**Supplied information**.

#####

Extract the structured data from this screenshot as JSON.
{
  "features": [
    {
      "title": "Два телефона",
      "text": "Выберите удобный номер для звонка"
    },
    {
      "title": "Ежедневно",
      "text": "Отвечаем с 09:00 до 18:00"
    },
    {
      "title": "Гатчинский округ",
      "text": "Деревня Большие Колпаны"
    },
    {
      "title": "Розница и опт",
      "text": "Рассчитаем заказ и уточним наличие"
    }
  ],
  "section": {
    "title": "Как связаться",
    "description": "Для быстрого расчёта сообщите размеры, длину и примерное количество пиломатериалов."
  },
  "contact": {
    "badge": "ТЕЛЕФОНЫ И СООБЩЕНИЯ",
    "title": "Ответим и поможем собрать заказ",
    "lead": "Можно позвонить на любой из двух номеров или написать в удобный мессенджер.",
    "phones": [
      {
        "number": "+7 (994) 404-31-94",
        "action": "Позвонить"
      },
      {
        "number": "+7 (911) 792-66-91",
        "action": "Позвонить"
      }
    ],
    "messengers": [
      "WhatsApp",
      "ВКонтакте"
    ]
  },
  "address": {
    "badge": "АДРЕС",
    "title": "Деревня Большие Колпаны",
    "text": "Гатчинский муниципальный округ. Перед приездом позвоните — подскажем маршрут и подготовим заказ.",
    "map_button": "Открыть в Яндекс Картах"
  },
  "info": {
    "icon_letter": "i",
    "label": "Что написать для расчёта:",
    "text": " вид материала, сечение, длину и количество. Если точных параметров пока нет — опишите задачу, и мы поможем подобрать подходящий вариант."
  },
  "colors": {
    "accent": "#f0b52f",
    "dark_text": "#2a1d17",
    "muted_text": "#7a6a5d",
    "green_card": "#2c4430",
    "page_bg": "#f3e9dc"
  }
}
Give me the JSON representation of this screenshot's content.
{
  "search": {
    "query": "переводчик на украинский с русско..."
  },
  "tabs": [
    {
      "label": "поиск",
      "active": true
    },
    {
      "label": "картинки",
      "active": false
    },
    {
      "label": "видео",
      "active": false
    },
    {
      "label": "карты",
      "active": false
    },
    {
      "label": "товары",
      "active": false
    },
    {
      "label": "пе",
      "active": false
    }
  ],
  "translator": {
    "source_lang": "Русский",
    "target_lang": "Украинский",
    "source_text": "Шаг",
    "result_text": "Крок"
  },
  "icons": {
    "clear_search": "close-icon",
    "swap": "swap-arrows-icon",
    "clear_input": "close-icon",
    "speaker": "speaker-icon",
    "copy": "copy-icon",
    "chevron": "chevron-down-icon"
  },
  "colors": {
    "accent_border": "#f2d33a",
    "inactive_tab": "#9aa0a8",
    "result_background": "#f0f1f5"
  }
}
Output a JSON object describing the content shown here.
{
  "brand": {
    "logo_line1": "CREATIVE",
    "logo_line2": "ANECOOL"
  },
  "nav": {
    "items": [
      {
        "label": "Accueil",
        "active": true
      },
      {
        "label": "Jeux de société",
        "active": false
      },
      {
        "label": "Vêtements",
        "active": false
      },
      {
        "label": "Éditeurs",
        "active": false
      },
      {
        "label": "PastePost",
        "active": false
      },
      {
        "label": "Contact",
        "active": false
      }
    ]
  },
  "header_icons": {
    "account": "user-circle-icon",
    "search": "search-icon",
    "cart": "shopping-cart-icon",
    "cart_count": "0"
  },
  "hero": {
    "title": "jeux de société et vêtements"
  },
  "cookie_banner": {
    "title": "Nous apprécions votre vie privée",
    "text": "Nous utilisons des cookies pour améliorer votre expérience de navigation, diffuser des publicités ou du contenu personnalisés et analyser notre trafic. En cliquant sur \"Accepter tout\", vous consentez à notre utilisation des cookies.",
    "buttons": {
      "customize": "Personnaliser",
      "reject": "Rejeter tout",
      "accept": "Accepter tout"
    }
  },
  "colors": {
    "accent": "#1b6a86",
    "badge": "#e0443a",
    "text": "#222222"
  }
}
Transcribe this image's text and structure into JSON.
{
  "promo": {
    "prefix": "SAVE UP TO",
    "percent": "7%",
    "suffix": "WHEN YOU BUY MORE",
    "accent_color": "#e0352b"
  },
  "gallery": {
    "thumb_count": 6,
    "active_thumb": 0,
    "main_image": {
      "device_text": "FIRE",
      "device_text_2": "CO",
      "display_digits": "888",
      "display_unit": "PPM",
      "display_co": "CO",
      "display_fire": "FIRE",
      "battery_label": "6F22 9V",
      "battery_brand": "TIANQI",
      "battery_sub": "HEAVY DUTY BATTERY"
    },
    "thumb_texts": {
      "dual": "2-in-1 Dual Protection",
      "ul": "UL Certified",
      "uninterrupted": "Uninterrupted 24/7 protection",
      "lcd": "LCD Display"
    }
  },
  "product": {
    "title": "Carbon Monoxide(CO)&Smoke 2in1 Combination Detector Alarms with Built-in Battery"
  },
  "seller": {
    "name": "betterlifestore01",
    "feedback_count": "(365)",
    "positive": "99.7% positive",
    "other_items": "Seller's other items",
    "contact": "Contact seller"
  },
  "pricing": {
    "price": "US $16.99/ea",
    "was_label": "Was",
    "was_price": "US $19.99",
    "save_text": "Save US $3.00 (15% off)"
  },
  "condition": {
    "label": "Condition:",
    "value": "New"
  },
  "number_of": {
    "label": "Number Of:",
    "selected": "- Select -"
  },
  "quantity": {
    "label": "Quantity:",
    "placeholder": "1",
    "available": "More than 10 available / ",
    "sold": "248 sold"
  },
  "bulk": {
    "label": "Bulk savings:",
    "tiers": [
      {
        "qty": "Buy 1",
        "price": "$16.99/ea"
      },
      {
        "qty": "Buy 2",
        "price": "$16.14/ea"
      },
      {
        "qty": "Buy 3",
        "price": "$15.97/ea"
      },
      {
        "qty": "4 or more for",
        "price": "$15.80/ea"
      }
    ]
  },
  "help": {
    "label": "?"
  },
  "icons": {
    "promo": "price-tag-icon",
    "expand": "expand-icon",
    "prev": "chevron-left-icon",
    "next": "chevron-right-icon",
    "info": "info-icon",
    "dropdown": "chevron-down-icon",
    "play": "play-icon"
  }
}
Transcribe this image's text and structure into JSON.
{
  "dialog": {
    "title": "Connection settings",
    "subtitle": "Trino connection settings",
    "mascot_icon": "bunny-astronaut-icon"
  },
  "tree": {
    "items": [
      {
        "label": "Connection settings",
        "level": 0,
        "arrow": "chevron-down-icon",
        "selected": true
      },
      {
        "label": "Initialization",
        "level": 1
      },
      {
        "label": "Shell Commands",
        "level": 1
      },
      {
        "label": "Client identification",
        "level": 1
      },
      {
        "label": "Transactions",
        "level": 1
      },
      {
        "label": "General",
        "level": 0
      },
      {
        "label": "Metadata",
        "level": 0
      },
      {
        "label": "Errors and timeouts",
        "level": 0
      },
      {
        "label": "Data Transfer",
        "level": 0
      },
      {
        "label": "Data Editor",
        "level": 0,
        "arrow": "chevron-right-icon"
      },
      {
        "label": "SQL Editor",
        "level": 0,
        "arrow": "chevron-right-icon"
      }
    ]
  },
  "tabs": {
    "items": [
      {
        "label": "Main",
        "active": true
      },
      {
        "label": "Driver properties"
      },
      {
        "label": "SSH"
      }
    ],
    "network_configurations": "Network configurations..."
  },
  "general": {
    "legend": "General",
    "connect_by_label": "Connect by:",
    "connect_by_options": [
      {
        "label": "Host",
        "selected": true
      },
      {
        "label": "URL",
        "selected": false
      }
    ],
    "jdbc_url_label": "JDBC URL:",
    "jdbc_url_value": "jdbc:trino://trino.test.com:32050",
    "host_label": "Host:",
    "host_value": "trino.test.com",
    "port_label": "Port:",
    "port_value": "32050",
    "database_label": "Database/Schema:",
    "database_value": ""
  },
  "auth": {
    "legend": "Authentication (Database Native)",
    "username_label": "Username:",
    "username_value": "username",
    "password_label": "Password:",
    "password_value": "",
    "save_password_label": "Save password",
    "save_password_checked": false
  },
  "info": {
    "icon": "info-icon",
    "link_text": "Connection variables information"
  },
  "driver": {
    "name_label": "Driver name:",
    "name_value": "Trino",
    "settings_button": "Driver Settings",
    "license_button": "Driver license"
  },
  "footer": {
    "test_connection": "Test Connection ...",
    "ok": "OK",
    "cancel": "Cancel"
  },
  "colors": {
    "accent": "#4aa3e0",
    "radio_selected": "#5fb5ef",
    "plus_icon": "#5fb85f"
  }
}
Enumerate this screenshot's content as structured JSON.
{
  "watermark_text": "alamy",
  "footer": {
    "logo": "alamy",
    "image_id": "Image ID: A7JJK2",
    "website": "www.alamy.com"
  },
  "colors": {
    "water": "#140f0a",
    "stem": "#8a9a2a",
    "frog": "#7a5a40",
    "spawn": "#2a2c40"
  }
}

#####

Find the lines above that include the string "screenshot" and copy them.

Extract the structured data from this screenshot as JSON.
Give me the JSON representation of this screenshot's content.
Enumerate this screenshot's content as structured JSON.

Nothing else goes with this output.